### [WHAT THE TASK REQUIRES]
Draw out every line with the word "JSON" from the listing below.
***** MATERIAL SUPPLIED
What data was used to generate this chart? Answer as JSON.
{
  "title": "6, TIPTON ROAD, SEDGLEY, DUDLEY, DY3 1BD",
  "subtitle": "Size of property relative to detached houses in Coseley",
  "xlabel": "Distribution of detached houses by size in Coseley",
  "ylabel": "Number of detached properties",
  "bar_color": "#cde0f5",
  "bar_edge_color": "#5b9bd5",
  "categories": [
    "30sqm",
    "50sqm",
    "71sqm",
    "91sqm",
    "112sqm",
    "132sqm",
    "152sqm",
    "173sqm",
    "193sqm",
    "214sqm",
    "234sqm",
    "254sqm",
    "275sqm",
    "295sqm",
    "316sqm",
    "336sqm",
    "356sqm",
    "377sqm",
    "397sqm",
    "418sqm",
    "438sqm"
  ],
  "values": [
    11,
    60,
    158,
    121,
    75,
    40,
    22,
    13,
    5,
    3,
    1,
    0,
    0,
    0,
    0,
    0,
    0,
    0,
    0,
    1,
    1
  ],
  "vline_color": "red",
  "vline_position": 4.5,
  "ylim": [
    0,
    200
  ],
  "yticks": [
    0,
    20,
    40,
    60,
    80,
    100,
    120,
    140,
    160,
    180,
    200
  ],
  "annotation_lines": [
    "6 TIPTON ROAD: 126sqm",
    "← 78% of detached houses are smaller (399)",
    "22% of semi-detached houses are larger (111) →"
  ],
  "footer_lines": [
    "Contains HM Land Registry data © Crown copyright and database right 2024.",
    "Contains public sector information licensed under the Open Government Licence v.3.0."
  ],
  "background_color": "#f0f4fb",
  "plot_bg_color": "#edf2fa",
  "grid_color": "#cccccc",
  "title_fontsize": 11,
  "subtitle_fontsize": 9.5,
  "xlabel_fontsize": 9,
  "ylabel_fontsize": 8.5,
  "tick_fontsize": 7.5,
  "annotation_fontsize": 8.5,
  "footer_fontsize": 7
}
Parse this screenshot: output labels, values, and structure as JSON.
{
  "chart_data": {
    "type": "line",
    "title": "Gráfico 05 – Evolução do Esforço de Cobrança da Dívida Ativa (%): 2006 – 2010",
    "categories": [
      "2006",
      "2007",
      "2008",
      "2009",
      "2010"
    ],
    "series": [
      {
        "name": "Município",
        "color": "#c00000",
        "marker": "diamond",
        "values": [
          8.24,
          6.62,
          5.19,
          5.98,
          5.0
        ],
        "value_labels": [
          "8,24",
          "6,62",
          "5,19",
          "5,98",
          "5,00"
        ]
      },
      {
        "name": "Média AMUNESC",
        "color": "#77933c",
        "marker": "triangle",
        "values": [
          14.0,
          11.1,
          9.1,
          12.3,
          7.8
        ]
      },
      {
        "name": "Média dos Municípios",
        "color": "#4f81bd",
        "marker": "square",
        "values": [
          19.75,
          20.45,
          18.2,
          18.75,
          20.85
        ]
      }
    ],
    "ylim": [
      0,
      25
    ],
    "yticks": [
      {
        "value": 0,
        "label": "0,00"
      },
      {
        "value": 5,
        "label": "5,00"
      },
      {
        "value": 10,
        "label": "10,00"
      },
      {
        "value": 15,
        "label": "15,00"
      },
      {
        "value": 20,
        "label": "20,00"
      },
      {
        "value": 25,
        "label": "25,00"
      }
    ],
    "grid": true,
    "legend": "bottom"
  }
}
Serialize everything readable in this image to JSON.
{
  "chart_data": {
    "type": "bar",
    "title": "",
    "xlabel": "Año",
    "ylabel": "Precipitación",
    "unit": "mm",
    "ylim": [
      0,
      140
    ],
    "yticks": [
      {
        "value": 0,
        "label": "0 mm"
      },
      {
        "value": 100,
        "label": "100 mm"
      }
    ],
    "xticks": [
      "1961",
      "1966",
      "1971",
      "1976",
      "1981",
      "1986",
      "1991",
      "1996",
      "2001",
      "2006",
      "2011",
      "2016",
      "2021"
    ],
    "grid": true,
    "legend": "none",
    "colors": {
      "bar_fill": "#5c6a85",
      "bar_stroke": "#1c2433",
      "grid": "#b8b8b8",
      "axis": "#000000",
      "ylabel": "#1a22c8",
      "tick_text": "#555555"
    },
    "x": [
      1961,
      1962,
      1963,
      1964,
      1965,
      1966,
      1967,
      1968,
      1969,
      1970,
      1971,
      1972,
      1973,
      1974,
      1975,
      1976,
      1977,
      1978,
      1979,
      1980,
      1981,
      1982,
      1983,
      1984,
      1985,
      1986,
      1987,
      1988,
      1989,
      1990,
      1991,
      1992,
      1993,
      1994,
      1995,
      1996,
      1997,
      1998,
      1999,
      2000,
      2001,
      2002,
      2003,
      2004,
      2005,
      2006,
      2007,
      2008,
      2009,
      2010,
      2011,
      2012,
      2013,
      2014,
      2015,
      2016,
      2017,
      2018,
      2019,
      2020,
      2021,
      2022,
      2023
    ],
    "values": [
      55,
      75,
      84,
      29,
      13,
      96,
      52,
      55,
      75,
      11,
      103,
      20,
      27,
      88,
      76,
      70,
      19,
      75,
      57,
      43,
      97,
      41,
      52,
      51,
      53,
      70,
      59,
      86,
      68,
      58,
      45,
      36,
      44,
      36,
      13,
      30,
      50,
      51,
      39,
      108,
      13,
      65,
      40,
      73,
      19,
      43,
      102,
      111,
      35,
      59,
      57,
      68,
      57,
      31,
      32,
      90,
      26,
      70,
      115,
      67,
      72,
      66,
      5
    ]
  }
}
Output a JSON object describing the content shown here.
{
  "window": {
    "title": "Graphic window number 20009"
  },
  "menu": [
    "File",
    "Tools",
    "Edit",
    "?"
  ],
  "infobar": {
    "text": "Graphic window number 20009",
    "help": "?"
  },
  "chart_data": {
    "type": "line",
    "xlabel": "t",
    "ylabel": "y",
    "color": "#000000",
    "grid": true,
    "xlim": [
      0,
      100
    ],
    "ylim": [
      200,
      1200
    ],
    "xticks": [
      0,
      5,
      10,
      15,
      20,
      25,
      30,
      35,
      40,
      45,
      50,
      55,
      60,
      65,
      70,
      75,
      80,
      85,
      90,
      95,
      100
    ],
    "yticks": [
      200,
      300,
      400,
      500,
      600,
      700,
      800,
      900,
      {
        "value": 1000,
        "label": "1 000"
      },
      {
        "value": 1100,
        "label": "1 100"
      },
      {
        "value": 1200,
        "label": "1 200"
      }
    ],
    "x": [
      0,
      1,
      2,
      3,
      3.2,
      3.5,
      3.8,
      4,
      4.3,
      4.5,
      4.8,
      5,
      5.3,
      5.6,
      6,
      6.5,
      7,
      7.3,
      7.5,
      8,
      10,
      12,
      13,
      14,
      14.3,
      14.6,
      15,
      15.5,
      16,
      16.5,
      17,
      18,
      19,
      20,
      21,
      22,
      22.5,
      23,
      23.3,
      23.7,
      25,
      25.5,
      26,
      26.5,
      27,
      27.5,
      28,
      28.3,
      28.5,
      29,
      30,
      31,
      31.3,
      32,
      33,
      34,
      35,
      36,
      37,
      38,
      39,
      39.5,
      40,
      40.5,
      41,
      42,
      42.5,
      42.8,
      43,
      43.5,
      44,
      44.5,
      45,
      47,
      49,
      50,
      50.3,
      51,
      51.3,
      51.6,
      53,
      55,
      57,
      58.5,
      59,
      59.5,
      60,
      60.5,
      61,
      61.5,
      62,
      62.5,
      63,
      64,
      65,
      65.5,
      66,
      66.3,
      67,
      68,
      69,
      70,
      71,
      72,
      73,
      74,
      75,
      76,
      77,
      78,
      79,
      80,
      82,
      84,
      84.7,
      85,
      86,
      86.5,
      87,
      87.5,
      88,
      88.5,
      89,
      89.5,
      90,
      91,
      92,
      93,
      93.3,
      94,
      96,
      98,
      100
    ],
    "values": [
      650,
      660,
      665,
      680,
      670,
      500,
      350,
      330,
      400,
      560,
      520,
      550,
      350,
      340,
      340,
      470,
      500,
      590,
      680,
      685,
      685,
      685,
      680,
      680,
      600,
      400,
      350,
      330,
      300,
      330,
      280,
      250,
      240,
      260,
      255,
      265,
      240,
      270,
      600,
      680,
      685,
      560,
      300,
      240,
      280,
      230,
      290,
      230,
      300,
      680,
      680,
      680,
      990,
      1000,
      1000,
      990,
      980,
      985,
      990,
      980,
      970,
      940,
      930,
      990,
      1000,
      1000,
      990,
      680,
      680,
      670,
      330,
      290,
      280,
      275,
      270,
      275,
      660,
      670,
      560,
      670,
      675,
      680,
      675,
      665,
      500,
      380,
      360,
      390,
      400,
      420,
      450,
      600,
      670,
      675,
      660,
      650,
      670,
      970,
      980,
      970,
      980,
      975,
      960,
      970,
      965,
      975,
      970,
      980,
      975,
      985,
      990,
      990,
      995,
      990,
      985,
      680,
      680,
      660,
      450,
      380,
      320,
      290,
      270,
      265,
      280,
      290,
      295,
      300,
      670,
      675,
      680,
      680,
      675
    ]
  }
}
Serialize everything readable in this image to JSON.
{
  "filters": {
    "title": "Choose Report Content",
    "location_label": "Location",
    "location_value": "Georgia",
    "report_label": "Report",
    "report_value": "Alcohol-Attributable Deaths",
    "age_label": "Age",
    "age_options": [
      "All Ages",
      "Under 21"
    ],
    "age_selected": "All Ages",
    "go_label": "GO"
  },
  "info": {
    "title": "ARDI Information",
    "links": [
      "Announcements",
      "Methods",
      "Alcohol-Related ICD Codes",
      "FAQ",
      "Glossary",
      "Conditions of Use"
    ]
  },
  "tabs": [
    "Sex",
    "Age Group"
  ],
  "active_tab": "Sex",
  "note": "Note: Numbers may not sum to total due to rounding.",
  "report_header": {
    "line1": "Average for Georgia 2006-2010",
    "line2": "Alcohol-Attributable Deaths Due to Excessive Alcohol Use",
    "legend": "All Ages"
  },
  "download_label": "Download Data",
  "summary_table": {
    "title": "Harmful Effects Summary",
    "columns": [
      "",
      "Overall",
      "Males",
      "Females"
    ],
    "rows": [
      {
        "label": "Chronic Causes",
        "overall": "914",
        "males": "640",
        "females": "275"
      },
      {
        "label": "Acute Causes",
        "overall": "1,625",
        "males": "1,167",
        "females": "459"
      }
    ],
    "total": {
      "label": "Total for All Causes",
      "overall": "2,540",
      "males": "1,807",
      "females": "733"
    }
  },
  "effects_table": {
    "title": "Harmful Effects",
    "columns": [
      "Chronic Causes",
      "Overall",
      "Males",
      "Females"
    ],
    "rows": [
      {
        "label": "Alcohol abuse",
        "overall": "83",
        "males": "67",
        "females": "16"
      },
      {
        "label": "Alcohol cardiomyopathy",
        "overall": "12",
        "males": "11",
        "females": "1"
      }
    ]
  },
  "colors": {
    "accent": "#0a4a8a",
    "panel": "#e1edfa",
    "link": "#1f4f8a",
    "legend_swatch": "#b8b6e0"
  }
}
**********
### [SOLUTION]
What data was used to generate this chart? Answer as JSON.
Parse this screenshot: output labels, values, and structure as JSON.
Serialize everything readable in this image to JSON.
Output a JSON object describing the content shown here.
Serialize everything readable in this image to JSON.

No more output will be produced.